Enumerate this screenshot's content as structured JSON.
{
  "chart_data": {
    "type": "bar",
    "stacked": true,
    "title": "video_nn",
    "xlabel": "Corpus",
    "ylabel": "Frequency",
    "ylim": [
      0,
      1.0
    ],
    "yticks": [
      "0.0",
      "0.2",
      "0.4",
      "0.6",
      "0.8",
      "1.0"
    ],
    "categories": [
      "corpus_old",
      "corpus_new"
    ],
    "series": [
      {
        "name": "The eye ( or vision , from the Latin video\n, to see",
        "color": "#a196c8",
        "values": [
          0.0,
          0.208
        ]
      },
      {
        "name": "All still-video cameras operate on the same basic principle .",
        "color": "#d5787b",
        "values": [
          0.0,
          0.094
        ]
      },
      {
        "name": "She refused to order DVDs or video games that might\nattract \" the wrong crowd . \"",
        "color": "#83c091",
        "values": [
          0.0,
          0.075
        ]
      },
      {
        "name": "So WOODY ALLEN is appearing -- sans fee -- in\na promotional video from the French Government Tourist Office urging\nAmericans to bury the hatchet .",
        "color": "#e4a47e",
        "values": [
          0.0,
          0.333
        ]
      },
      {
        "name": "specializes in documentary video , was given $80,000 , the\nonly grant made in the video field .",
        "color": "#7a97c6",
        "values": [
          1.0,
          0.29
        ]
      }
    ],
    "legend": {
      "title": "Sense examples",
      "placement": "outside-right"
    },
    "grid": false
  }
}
•••
WORK TO COMPLETE ▸ Copy out each line exactly as written.

RESULT OF THE TASK ▸
Enumerate this screenshot's content as structured JSON.
{
  "chart_data": {
    "type": "bar",
    "stacked": true,
    "title": "video_nn",
    "xlabel": "Corpus",
    "ylabel": "Frequency",
    "ylim": [
      0,
      1.0
    ],
    "yticks": [
      "0.0",
      "0.2",
      "0.4",
      "0.6",
      "0.8",
      "1.0"
    ],
    "categories": [
      "corpus_old",
      "corpus_new"
    ],
    "series": [
      {
        "name": "The eye ( or vision , from the Latin video\n, to see",
        "color": "#a196c8",
        "values": [
          0.0,
          0.208
        ]
      },
      {
        "name": "All still-video cameras operate on the same basic principle .",
        "color": "#d5787b",
        "values": [
          0.0,
          0.094
        ]
      },
      {
        "name": "She refused to order DVDs or video games that might\nattract \" the wrong crowd . \"",
        "color": "#83c091",
        "values": [
          0.0,
          0.075
        ]
      },
      {
        "name": "So WOODY ALLEN is appearing -- sans fee -- in\na promotional video from the French Government Tourist Office urging\nAmericans to bury the hatchet .",
        "color": "#e4a47e",
        "values": [
          0.0,
          0.333
        ]
      },
      {
        "name": "specializes in documentary video , was given $80,000 , the\nonly grant made in the video field .",
        "color": "#7a97c6",
        "values": [
          1.0,
          0.29
        ]
      }
    ],
    "legend": {
      "title": "Sense examples",
      "placement": "outside-right"
    },
    "grid": false
  }
}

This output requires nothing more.